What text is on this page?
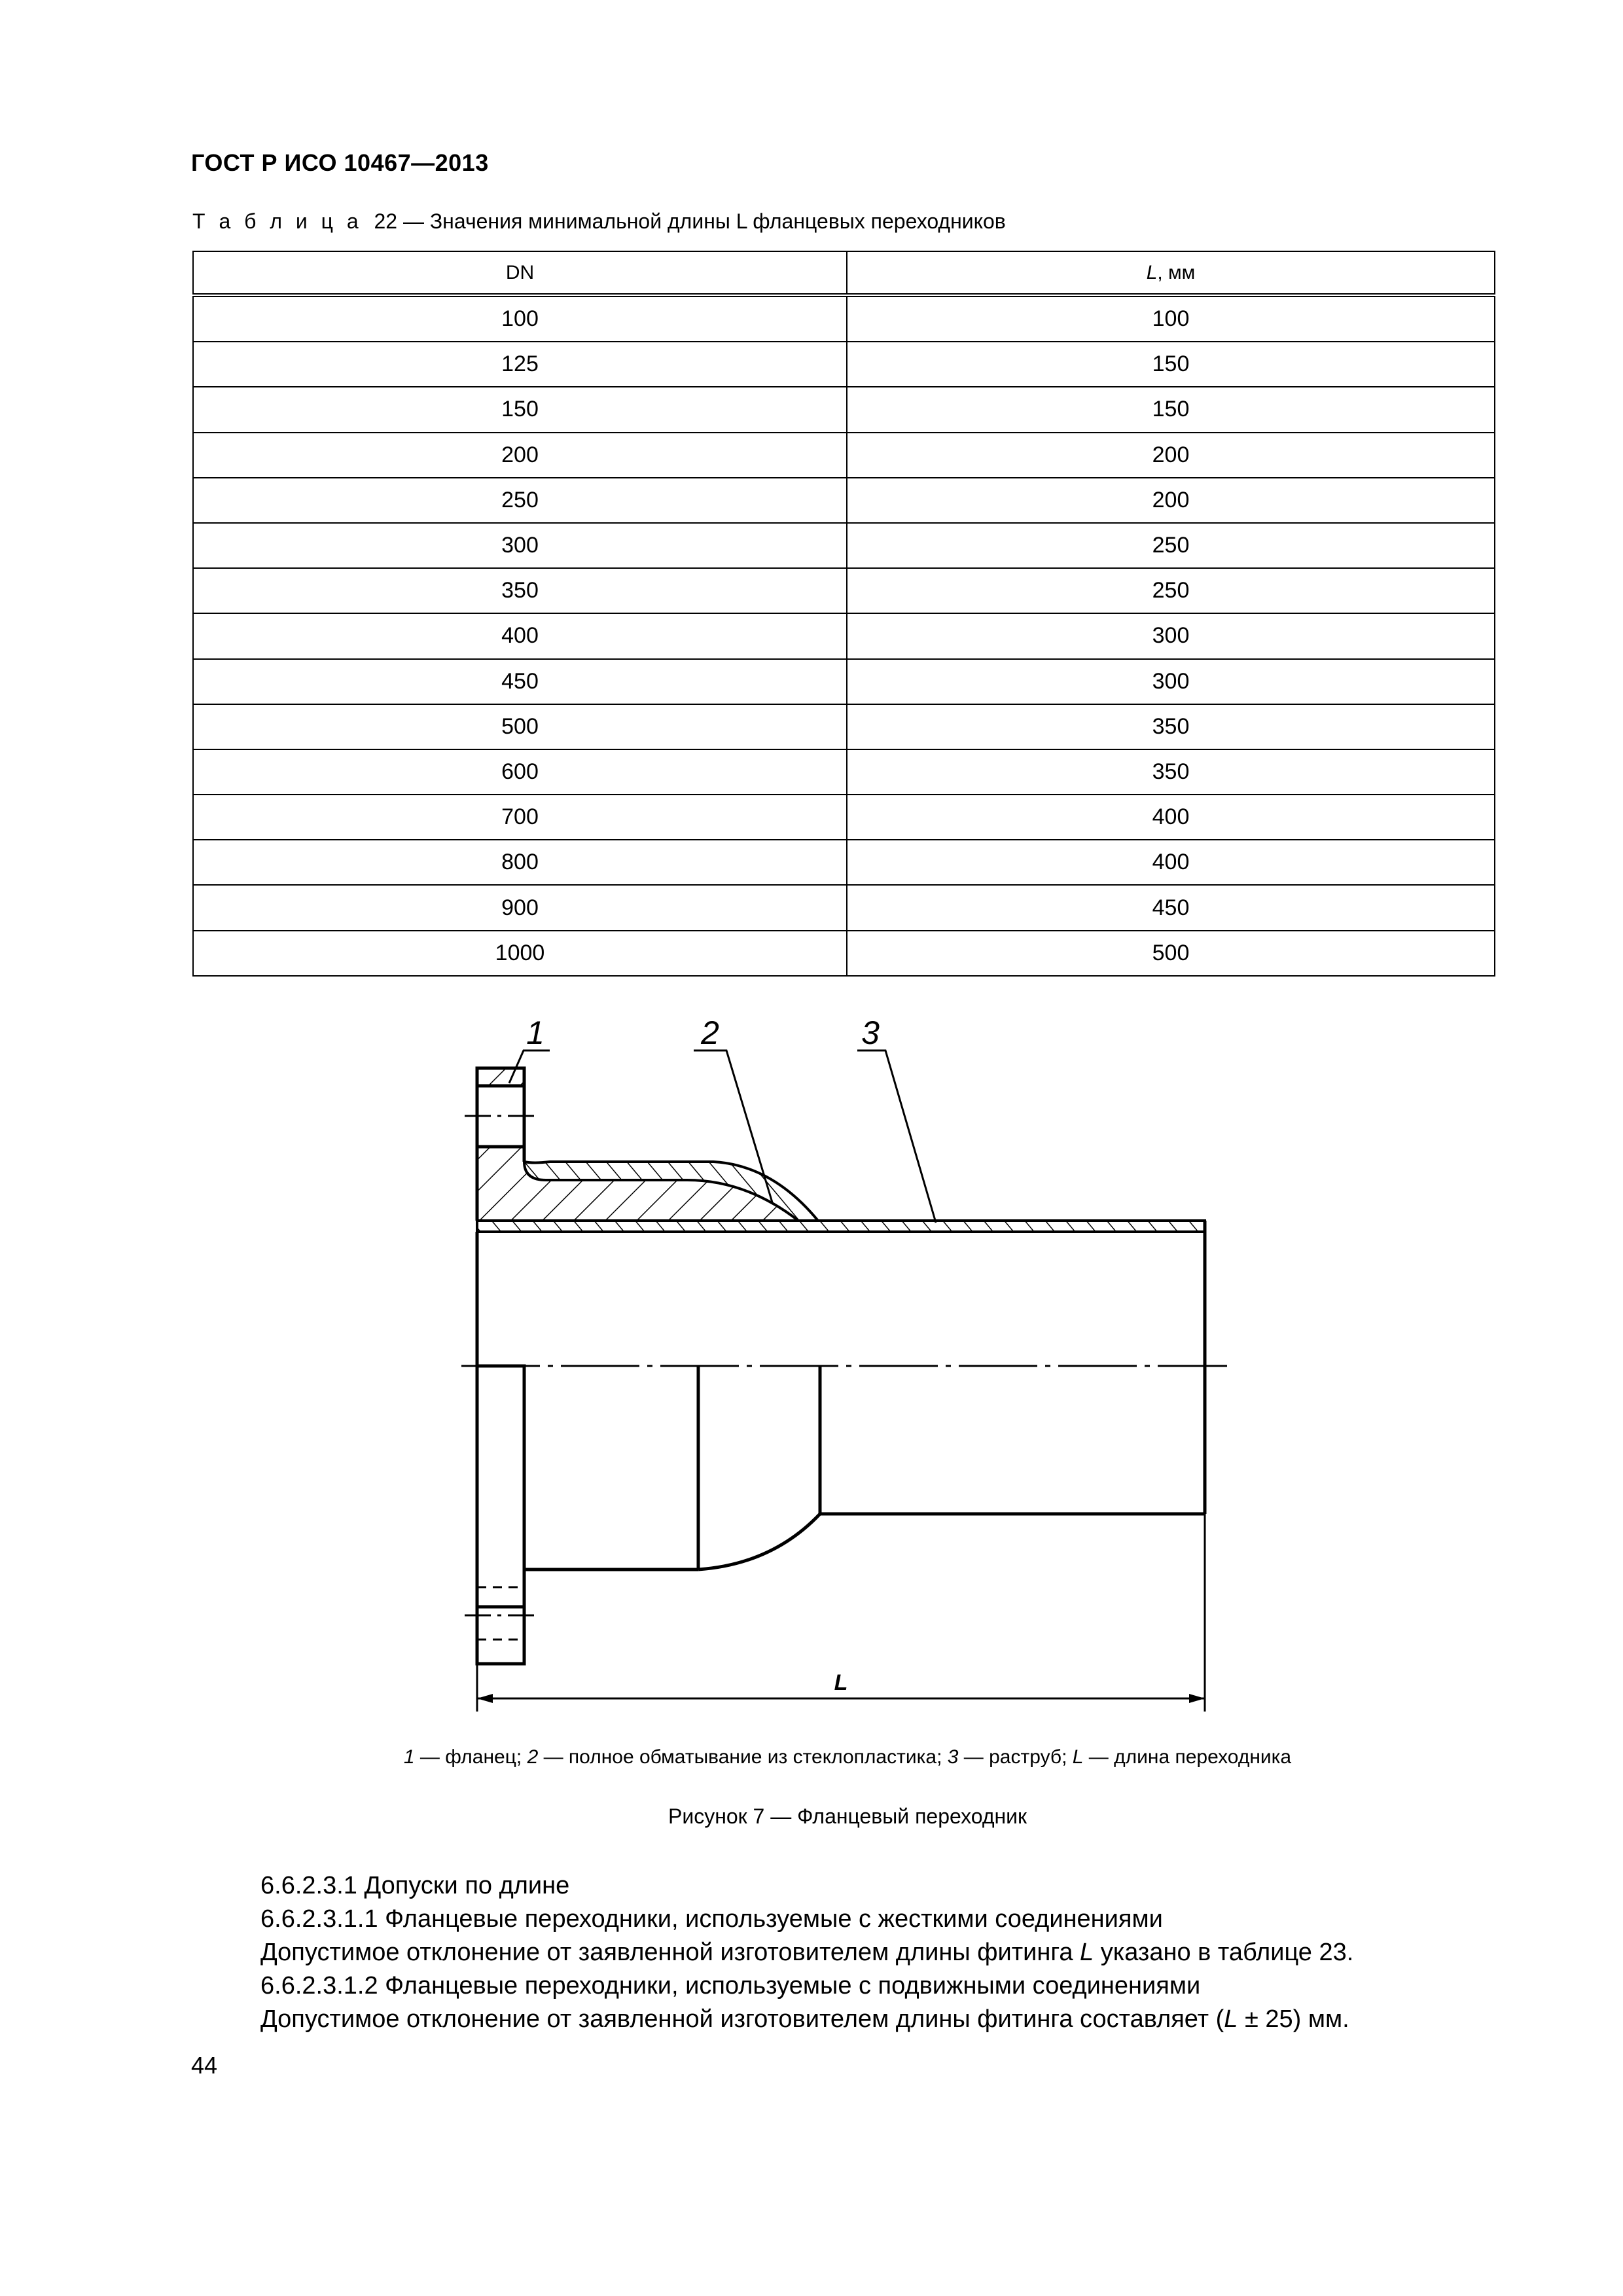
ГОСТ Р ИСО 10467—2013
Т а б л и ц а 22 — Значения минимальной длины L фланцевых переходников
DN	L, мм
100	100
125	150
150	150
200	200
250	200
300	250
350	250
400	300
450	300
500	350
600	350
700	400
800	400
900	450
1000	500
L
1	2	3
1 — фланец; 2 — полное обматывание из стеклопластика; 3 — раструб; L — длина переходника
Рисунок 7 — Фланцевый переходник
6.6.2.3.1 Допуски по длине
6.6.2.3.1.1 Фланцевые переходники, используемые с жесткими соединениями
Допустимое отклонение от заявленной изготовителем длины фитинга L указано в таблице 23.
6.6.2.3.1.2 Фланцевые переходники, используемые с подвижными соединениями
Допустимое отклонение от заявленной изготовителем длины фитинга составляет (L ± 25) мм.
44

▬▬▬▬▬▬▬▬▬▬

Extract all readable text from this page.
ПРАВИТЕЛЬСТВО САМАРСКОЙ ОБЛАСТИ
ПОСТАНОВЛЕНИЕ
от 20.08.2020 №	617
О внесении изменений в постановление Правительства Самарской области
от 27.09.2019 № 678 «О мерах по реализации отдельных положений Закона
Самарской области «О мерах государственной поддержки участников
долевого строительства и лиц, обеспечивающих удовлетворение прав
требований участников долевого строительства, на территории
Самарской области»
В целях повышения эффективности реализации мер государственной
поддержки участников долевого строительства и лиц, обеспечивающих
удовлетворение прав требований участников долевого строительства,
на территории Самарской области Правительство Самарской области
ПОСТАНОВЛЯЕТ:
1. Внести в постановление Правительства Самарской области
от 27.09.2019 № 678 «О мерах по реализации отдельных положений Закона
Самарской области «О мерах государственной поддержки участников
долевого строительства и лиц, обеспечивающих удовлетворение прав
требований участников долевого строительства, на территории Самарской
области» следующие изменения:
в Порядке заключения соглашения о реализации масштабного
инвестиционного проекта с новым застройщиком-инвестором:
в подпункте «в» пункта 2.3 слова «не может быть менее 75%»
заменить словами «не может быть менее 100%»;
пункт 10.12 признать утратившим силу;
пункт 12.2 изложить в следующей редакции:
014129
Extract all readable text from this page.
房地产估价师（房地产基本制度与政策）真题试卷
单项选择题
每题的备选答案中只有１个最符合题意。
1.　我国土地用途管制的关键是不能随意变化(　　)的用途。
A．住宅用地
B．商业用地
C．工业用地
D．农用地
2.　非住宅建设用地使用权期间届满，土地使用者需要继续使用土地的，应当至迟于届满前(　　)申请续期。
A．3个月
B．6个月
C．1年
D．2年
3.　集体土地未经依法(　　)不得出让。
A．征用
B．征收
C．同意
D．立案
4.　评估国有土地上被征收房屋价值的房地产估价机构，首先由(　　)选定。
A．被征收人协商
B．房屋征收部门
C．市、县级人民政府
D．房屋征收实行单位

▬▬▬▬▬▬▬▬▬▬

▶ **Your objective**:
Return each line that includes "переходники".

▶ **Task result**:
6.6.2.3.1.1 Фланцевые переходники, используемые с жесткими соединениями
6.6.2.3.1.2 Фланцевые переходники, используемые с подвижными соединениями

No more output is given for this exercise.